## PROMPT
In this exercise, reproduce all the entries that follow exactly.

**** THE RECORDS

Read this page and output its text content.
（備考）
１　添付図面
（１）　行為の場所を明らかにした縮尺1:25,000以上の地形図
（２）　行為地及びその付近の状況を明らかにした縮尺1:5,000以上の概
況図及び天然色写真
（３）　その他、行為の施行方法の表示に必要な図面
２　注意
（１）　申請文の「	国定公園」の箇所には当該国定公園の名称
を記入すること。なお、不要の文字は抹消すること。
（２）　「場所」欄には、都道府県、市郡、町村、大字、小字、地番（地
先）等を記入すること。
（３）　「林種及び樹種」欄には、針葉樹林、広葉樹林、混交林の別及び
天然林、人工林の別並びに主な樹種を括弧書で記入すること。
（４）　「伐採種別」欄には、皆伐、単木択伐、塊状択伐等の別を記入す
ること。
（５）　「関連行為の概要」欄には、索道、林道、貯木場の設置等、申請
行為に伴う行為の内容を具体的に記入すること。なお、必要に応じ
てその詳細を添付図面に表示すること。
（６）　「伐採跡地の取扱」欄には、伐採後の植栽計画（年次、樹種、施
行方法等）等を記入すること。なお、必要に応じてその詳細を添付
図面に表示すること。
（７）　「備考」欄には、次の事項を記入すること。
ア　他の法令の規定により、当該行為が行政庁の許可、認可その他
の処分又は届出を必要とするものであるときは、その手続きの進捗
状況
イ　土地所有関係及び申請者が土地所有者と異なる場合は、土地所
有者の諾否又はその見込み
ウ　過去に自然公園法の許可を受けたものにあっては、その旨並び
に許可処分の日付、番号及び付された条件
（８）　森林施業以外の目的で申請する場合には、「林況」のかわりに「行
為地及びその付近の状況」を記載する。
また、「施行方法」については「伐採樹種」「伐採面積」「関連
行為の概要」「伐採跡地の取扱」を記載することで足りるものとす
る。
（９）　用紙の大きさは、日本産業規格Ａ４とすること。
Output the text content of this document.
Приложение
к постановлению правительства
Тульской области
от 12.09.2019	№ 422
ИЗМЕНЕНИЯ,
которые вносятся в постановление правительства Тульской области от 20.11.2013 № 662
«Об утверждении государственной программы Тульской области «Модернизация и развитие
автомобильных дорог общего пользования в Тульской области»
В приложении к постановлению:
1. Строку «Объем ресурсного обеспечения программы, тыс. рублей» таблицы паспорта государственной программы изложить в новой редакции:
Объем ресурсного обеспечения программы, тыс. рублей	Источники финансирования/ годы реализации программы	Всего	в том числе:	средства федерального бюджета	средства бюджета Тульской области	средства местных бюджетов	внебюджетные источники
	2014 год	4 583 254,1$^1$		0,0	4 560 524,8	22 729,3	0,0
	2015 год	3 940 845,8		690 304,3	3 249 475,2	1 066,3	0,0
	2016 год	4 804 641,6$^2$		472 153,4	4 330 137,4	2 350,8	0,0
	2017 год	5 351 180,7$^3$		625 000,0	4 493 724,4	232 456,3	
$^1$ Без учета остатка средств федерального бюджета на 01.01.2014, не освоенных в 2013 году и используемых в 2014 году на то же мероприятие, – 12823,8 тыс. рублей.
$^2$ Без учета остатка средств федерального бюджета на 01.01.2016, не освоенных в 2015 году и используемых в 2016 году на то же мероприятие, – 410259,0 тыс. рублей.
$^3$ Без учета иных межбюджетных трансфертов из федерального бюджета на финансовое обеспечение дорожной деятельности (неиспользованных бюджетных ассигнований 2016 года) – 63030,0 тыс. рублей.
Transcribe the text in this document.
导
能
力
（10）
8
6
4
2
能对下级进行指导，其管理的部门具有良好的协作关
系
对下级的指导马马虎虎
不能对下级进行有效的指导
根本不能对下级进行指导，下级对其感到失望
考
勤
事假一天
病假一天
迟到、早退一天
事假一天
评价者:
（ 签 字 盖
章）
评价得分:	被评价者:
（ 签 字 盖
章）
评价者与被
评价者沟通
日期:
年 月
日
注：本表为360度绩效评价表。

********

## ANSWER TO THIS EXERCISE
Read this page and output its text content.
（備考）
１　添付図面
（１）　行為の場所を明らかにした縮尺1:25,000以上の地形図
（２）　行為地及びその付近の状況を明らかにした縮尺1:5,000以上の概
況図及び天然色写真
（３）　その他、行為の施行方法の表示に必要な図面
２　注意
（１）　申請文の「	国定公園」の箇所には当該国定公園の名称
を記入すること。なお、不要の文字は抹消すること。
（２）　「場所」欄には、都道府県、市郡、町村、大字、小字、地番（地
先）等を記入すること。
（３）　「林種及び樹種」欄には、針葉樹林、広葉樹林、混交林の別及び
天然林、人工林の別並びに主な樹種を括弧書で記入すること。
（４）　「伐採種別」欄には、皆伐、単木択伐、塊状択伐等の別を記入す
ること。
（５）　「関連行為の概要」欄には、索道、林道、貯木場の設置等、申請
行為に伴う行為の内容を具体的に記入すること。なお、必要に応じ
てその詳細を添付図面に表示すること。
（６）　「伐採跡地の取扱」欄には、伐採後の植栽計画（年次、樹種、施
行方法等）等を記入すること。なお、必要に応じてその詳細を添付
図面に表示すること。
（７）　「備考」欄には、次の事項を記入すること。
ア　他の法令の規定により、当該行為が行政庁の許可、認可その他
の処分又は届出を必要とするものであるときは、その手続きの進捗
状況
イ　土地所有関係及び申請者が土地所有者と異なる場合は、土地所
有者の諾否又はその見込み
ウ　過去に自然公園法の許可を受けたものにあっては、その旨並び
に許可処分の日付、番号及び付された条件
（８）　森林施業以外の目的で申請する場合には、「林況」のかわりに「行
為地及びその付近の状況」を記載する。
また、「施行方法」については「伐採樹種」「伐採面積」「関連
行為の概要」「伐採跡地の取扱」を記載することで足りるものとす
る。
（９）　用紙の大きさは、日本産業規格Ａ４とすること。
Output the text content of this document.
Приложение
к постановлению правительства
Тульской области
от 12.09.2019	№ 422
ИЗМЕНЕНИЯ,
которые вносятся в постановление правительства Тульской области от 20.11.2013 № 662
«Об утверждении государственной программы Тульской области «Модернизация и развитие
автомобильных дорог общего пользования в Тульской области»
В приложении к постановлению:
1. Строку «Объем ресурсного обеспечения программы, тыс. рублей» таблицы паспорта государственной программы изложить в новой редакции:
Объем ресурсного обеспечения программы, тыс. рублей	Источники финансирования/ годы реализации программы	Всего	в том числе:	средства федерального бюджета	средства бюджета Тульской области	средства местных бюджетов	внебюджетные источники
	2014 год	4 583 254,1$^1$		0,0	4 560 524,8	22 729,3	0,0
	2015 год	3 940 845,8		690 304,3	3 249 475,2	1 066,3	0,0
	2016 год	4 804 641,6$^2$		472 153,4	4 330 137,4	2 350,8	0,0
	2017 год	5 351 180,7$^3$		625 000,0	4 493 724,4	232 456,3	
$^1$ Без учета остатка средств федерального бюджета на 01.01.2014, не освоенных в 2013 году и используемых в 2014 году на то же мероприятие, – 12823,8 тыс. рублей.
$^2$ Без учета остатка средств федерального бюджета на 01.01.2016, не освоенных в 2015 году и используемых в 2016 году на то же мероприятие, – 410259,0 тыс. рублей.
$^3$ Без учета иных межбюджетных трансфертов из федерального бюджета на финансовое обеспечение дорожной деятельности (неиспользованных бюджетных ассигнований 2016 года) – 63030,0 тыс. рублей.
Transcribe the text in this document.
导
能
力
（10）
8
6
4
2
能对下级进行指导，其管理的部门具有良好的协作关
系
对下级的指导马马虎虎
不能对下级进行有效的指导
根本不能对下级进行指导，下级对其感到失望
考
勤
事假一天
病假一天
迟到、早退一天
事假一天
评价者:
（ 签 字 盖
章）
评价得分:	被评价者:
（ 签 字 盖
章）
评价者与被
评价者沟通
日期:
年 月
日
注：本表为360度绩效评价表。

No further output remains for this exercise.